--- start of Records for processing ---

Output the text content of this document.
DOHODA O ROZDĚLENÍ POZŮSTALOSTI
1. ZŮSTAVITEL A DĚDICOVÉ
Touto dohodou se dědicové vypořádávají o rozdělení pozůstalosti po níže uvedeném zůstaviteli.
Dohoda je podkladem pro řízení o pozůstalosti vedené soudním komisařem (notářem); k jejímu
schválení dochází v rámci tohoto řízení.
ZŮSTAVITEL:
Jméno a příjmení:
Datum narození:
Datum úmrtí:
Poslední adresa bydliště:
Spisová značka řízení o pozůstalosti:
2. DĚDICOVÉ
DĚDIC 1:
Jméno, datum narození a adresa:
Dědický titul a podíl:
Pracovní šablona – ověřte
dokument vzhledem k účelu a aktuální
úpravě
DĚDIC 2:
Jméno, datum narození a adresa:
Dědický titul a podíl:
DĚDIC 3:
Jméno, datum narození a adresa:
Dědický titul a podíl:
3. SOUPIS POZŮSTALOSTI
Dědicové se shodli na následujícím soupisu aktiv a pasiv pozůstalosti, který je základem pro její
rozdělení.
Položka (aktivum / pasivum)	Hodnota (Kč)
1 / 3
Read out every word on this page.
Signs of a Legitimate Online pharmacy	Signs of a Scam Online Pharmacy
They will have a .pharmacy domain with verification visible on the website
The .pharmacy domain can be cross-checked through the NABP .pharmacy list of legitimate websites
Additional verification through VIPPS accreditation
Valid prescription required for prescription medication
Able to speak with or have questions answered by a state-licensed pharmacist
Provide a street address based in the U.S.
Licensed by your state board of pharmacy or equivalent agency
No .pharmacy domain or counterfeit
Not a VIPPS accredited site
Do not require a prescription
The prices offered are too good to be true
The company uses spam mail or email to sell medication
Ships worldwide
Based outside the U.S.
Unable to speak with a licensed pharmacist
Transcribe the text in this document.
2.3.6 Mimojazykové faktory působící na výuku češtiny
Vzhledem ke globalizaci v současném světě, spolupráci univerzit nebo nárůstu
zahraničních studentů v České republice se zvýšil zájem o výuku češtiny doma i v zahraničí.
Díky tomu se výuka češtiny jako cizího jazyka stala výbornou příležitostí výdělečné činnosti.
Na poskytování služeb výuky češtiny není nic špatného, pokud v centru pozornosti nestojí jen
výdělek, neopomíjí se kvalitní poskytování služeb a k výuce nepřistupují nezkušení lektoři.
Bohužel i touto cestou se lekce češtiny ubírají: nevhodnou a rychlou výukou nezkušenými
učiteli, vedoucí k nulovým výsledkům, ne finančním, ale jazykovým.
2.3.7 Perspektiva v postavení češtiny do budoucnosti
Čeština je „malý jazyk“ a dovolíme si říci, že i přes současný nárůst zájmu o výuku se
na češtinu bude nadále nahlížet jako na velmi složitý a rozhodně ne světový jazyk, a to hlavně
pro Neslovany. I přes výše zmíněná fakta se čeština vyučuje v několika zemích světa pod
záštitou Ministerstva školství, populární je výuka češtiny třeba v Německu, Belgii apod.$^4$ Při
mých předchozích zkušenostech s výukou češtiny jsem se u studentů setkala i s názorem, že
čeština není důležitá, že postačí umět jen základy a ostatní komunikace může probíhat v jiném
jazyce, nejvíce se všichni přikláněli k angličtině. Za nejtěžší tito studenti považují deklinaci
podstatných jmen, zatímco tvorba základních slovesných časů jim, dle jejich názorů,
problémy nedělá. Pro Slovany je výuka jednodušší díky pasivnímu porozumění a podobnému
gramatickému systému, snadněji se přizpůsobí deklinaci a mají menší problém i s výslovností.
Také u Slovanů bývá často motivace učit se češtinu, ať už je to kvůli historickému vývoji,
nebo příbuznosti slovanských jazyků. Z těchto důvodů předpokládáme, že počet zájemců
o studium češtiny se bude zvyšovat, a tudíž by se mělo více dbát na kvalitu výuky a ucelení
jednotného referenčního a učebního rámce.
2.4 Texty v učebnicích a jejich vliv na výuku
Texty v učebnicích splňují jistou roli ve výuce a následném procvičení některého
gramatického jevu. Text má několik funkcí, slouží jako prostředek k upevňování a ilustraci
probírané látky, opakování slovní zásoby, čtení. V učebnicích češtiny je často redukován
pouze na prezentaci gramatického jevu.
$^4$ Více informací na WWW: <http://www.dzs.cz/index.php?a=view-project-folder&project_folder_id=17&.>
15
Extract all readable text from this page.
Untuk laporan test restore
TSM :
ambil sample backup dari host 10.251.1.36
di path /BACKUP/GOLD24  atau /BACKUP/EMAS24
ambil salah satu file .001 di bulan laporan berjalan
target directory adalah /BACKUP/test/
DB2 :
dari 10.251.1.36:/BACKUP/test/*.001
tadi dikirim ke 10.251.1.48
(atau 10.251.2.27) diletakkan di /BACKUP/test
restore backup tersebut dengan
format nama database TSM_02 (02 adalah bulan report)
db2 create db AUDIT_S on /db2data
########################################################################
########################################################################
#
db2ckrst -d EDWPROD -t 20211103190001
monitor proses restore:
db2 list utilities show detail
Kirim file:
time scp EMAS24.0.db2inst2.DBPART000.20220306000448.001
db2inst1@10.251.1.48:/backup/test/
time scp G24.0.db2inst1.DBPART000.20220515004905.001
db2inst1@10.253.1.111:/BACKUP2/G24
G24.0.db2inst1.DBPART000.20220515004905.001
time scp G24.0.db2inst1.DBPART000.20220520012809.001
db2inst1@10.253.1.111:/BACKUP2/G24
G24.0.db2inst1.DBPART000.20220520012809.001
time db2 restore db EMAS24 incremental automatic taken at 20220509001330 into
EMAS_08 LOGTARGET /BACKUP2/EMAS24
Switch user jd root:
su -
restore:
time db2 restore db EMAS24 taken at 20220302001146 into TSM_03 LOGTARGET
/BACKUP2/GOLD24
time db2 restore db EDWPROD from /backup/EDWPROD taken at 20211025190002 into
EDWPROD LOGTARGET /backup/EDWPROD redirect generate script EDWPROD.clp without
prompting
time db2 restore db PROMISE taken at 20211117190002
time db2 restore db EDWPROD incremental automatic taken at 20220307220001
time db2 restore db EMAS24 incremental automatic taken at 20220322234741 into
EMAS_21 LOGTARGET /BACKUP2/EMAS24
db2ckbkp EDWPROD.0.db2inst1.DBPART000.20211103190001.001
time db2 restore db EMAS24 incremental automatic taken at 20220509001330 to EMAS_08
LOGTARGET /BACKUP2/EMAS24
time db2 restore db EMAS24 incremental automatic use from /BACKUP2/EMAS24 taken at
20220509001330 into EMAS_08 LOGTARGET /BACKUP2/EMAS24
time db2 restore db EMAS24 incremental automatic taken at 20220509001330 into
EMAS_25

--- end of Records for processing ---

Extract the full listing and reproduce each line exactly.

Output the text content of this document.
DOHODA O ROZDĚLENÍ POZŮSTALOSTI
1. ZŮSTAVITEL A DĚDICOVÉ
Touto dohodou se dědicové vypořádávají o rozdělení pozůstalosti po níže uvedeném zůstaviteli.
Dohoda je podkladem pro řízení o pozůstalosti vedené soudním komisařem (notářem); k jejímu
schválení dochází v rámci tohoto řízení.
ZŮSTAVITEL:
Jméno a příjmení:
Datum narození:
Datum úmrtí:
Poslední adresa bydliště:
Spisová značka řízení o pozůstalosti:
2. DĚDICOVÉ
DĚDIC 1:
Jméno, datum narození a adresa:
Dědický titul a podíl:
Pracovní šablona – ověřte
dokument vzhledem k účelu a aktuální
úpravě
DĚDIC 2:
Jméno, datum narození a adresa:
Dědický titul a podíl:
DĚDIC 3:
Jméno, datum narození a adresa:
Dědický titul a podíl:
3. SOUPIS POZŮSTALOSTI
Dědicové se shodli na následujícím soupisu aktiv a pasiv pozůstalosti, který je základem pro její
rozdělení.
Položka (aktivum / pasivum)	Hodnota (Kč)
1 / 3
Read out every word on this page.
Signs of a Legitimate Online pharmacy	Signs of a Scam Online Pharmacy
They will have a .pharmacy domain with verification visible on the website
The .pharmacy domain can be cross-checked through the NABP .pharmacy list of legitimate websites
Additional verification through VIPPS accreditation
Valid prescription required for prescription medication
Able to speak with or have questions answered by a state-licensed pharmacist
Provide a street address based in the U.S.
Licensed by your state board of pharmacy or equivalent agency
No .pharmacy domain or counterfeit
Not a VIPPS accredited site
Do not require a prescription
The prices offered are too good to be true
The company uses spam mail or email to sell medication
Ships worldwide
Based outside the U.S.
Unable to speak with a licensed pharmacist
Transcribe the text in this document.
2.3.6 Mimojazykové faktory působící na výuku češtiny
Vzhledem ke globalizaci v současném světě, spolupráci univerzit nebo nárůstu
zahraničních studentů v České republice se zvýšil zájem o výuku češtiny doma i v zahraničí.
Díky tomu se výuka češtiny jako cizího jazyka stala výbornou příležitostí výdělečné činnosti.
Na poskytování služeb výuky češtiny není nic špatného, pokud v centru pozornosti nestojí jen
výdělek, neopomíjí se kvalitní poskytování služeb a k výuce nepřistupují nezkušení lektoři.
Bohužel i touto cestou se lekce češtiny ubírají: nevhodnou a rychlou výukou nezkušenými
učiteli, vedoucí k nulovým výsledkům, ne finančním, ale jazykovým.
2.3.7 Perspektiva v postavení češtiny do budoucnosti
Čeština je „malý jazyk“ a dovolíme si říci, že i přes současný nárůst zájmu o výuku se
na češtinu bude nadále nahlížet jako na velmi složitý a rozhodně ne světový jazyk, a to hlavně
pro Neslovany. I přes výše zmíněná fakta se čeština vyučuje v několika zemích světa pod
záštitou Ministerstva školství, populární je výuka češtiny třeba v Německu, Belgii apod.$^4$ Při
mých předchozích zkušenostech s výukou češtiny jsem se u studentů setkala i s názorem, že
čeština není důležitá, že postačí umět jen základy a ostatní komunikace může probíhat v jiném
jazyce, nejvíce se všichni přikláněli k angličtině. Za nejtěžší tito studenti považují deklinaci
podstatných jmen, zatímco tvorba základních slovesných časů jim, dle jejich názorů,
problémy nedělá. Pro Slovany je výuka jednodušší díky pasivnímu porozumění a podobnému
gramatickému systému, snadněji se přizpůsobí deklinaci a mají menší problém i s výslovností.
Také u Slovanů bývá často motivace učit se češtinu, ať už je to kvůli historickému vývoji,
nebo příbuznosti slovanských jazyků. Z těchto důvodů předpokládáme, že počet zájemců
o studium češtiny se bude zvyšovat, a tudíž by se mělo více dbát na kvalitu výuky a ucelení
jednotného referenčního a učebního rámce.
2.4 Texty v učebnicích a jejich vliv na výuku
Texty v učebnicích splňují jistou roli ve výuce a následném procvičení některého
gramatického jevu. Text má několik funkcí, slouží jako prostředek k upevňování a ilustraci
probírané látky, opakování slovní zásoby, čtení. V učebnicích češtiny je často redukován
pouze na prezentaci gramatického jevu.
$^4$ Více informací na WWW: <http://www.dzs.cz/index.php?a=view-project-folder&project_folder_id=17&.>
15
Extract all readable text from this page.
Untuk laporan test restore
TSM :
ambil sample backup dari host 10.251.1.36
di path /BACKUP/GOLD24  atau /BACKUP/EMAS24
ambil salah satu file .001 di bulan laporan berjalan
target directory adalah /BACKUP/test/
DB2 :
dari 10.251.1.36:/BACKUP/test/*.001
tadi dikirim ke 10.251.1.48
(atau 10.251.2.27) diletakkan di /BACKUP/test
restore backup tersebut dengan
format nama database TSM_02 (02 adalah bulan report)
db2 create db AUDIT_S on /db2data
########################################################################
########################################################################
#
db2ckrst -d EDWPROD -t 20211103190001
monitor proses restore:
db2 list utilities show detail
Kirim file:
time scp EMAS24.0.db2inst2.DBPART000.20220306000448.001
db2inst1@10.251.1.48:/backup/test/
time scp G24.0.db2inst1.DBPART000.20220515004905.001
db2inst1@10.253.1.111:/BACKUP2/G24
G24.0.db2inst1.DBPART000.20220515004905.001
time scp G24.0.db2inst1.DBPART000.20220520012809.001
db2inst1@10.253.1.111:/BACKUP2/G24
G24.0.db2inst1.DBPART000.20220520012809.001
time db2 restore db EMAS24 incremental automatic taken at 20220509001330 into
EMAS_08 LOGTARGET /BACKUP2/EMAS24
Switch user jd root:
su -
restore:
time db2 restore db EMAS24 taken at 20220302001146 into TSM_03 LOGTARGET
/BACKUP2/GOLD24
time db2 restore db EDWPROD from /backup/EDWPROD taken at 20211025190002 into
EDWPROD LOGTARGET /backup/EDWPROD redirect generate script EDWPROD.clp without
prompting
time db2 restore db PROMISE taken at 20211117190002
time db2 restore db EDWPROD incremental automatic taken at 20220307220001
time db2 restore db EMAS24 incremental automatic taken at 20220322234741 into
EMAS_21 LOGTARGET /BACKUP2/EMAS24
db2ckbkp EDWPROD.0.db2inst1.DBPART000.20211103190001.001
time db2 restore db EMAS24 incremental automatic taken at 20220509001330 to EMAS_08
LOGTARGET /BACKUP2/EMAS24
time db2 restore db EMAS24 incremental automatic use from /BACKUP2/EMAS24 taken at
20220509001330 into EMAS_08 LOGTARGET /BACKUP2/EMAS24
time db2 restore db EMAS24 incremental automatic taken at 20220509001330 into
EMAS_25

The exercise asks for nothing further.